Select from the records below every line that has the word "this" in it.

━━━

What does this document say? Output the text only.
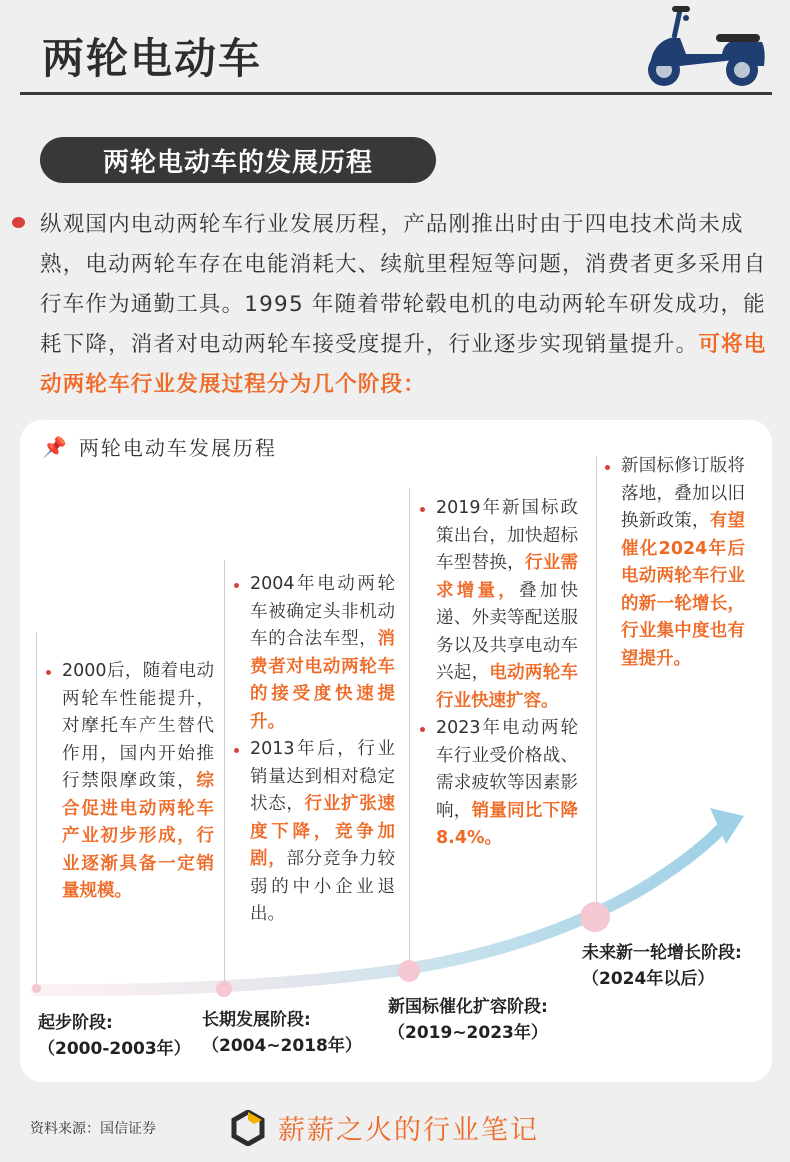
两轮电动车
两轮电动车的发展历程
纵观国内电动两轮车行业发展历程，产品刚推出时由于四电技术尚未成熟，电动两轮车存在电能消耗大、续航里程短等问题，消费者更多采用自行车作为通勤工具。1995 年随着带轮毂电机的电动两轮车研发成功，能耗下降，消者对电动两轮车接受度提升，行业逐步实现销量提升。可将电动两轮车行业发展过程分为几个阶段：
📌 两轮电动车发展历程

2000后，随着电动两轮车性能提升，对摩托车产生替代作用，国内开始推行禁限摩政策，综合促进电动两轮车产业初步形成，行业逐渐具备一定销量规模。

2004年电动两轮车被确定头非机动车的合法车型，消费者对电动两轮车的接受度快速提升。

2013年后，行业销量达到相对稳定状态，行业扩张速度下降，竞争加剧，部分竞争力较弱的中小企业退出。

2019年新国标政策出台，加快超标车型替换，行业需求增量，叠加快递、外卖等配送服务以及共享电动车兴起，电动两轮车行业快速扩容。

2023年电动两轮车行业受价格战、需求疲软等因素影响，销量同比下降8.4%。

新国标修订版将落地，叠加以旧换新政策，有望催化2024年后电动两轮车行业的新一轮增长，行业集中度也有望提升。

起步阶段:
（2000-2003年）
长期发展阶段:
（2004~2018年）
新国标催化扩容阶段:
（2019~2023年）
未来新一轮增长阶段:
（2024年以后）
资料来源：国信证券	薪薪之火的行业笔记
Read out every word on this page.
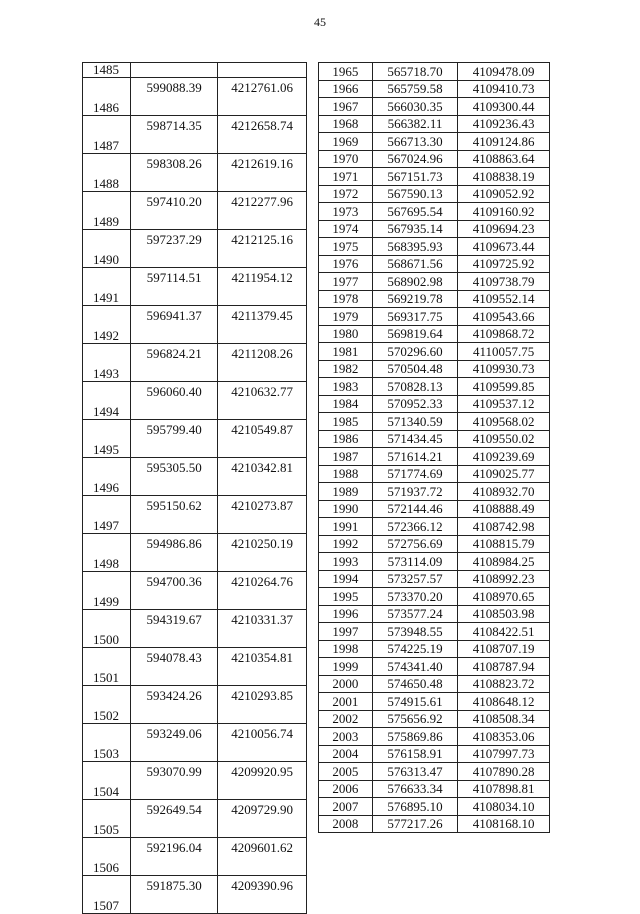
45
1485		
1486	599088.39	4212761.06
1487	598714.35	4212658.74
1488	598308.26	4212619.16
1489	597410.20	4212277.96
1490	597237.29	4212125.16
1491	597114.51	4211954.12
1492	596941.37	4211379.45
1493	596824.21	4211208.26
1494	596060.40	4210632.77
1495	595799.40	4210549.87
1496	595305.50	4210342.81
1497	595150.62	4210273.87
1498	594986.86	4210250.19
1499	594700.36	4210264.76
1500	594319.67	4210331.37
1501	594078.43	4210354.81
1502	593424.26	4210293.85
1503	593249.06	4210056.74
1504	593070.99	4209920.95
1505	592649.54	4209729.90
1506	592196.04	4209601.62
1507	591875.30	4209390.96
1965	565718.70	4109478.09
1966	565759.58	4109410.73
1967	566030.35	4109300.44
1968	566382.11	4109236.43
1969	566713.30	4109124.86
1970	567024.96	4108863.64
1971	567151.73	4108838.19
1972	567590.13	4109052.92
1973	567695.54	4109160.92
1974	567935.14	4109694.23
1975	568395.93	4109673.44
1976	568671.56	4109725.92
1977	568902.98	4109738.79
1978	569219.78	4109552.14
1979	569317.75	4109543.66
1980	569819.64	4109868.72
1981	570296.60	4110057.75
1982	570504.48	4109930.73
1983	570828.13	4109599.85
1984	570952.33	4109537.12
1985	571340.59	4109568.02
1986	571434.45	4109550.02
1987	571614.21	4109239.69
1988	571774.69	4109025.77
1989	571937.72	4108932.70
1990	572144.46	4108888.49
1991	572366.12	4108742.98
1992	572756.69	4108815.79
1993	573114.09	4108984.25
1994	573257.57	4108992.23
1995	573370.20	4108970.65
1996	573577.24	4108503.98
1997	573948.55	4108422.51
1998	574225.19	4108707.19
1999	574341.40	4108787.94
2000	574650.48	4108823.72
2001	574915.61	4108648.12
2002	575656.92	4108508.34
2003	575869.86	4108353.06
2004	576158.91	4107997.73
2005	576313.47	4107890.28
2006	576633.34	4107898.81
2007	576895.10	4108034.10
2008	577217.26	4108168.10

━━━

**ANSWER TO THE EXERCISE:**
What does this document say? Output the text only.
Read out every word on this page.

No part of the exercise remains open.